┌────────
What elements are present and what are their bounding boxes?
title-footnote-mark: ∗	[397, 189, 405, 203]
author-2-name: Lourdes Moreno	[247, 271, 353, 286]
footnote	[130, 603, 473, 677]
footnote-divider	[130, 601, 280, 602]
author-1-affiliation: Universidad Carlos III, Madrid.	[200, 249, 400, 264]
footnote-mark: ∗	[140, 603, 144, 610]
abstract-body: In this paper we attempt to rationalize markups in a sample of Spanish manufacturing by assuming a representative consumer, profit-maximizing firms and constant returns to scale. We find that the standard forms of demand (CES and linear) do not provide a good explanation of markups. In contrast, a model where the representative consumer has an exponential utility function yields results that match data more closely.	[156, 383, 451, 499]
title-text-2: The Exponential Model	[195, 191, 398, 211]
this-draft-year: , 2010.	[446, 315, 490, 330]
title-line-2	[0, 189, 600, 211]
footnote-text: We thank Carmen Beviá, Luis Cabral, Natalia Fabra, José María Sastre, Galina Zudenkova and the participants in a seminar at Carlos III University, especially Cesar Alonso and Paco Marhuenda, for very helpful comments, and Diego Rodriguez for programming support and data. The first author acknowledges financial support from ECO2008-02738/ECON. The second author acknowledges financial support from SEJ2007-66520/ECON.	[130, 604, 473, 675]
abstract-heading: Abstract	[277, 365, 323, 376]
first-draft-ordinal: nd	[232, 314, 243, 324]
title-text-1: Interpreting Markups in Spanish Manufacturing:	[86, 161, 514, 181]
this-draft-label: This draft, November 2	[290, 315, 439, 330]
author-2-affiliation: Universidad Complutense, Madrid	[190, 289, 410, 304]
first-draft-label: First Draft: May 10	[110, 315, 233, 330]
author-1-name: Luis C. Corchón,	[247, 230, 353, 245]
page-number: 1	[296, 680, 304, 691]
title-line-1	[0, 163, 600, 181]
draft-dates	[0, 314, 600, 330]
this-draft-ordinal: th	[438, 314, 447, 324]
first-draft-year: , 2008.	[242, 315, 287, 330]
└────────
Task statement -
Rewrite the items above, substituting "University" for every occurrence of "Universidad" and leaving everything else unchanged.

Solution for this task -
What elements are present and what are their bounding boxes?
title-footnote-mark: ∗	[397, 189, 405, 203]
author-2-name: Lourdes Moreno	[247, 271, 353, 286]
footnote	[130, 603, 473, 677]
footnote-divider	[130, 601, 280, 602]
author-1-affiliation: University Carlos III, Madrid.	[200, 249, 400, 264]
footnote-mark: ∗	[140, 603, 144, 610]
abstract-body: In this paper we attempt to rationalize markups in a sample of Spanish manufacturing by assuming a representative consumer, profit-maximizing firms and constant returns to scale. We find that the standard forms of demand (CES and linear) do not provide a good explanation of markups. In contrast, a model where the representative consumer has an exponential utility function yields results that match data more closely.	[156, 383, 451, 499]
title-text-2: The Exponential Model	[195, 191, 398, 211]
this-draft-year: , 2010.	[446, 315, 490, 330]
title-line-2	[0, 189, 600, 211]
footnote-text: We thank Carmen Beviá, Luis Cabral, Natalia Fabra, José María Sastre, Galina Zudenkova and the participants in a seminar at Carlos III University, especially Cesar Alonso and Paco Marhuenda, for very helpful comments, and Diego Rodriguez for programming support and data. The first author acknowledges financial support from ECO2008-02738/ECON. The second author acknowledges financial support from SEJ2007-66520/ECON.	[130, 604, 473, 675]
abstract-heading: Abstract	[277, 365, 323, 376]
first-draft-ordinal: nd	[232, 314, 243, 324]
title-text-1: Interpreting Markups in Spanish Manufacturing:	[86, 161, 514, 181]
this-draft-label: This draft, November 2	[290, 315, 439, 330]
author-2-affiliation: University Complutense, Madrid	[190, 289, 410, 304]
first-draft-label: First Draft: May 10	[110, 315, 233, 330]
author-1-name: Luis C. Corchón,	[247, 230, 353, 245]
page-number: 1	[296, 680, 304, 691]
title-line-1	[0, 163, 600, 181]
draft-dates	[0, 314, 600, 330]
this-draft-ordinal: th	[438, 314, 447, 324]
first-draft-year: , 2008.	[242, 315, 287, 330]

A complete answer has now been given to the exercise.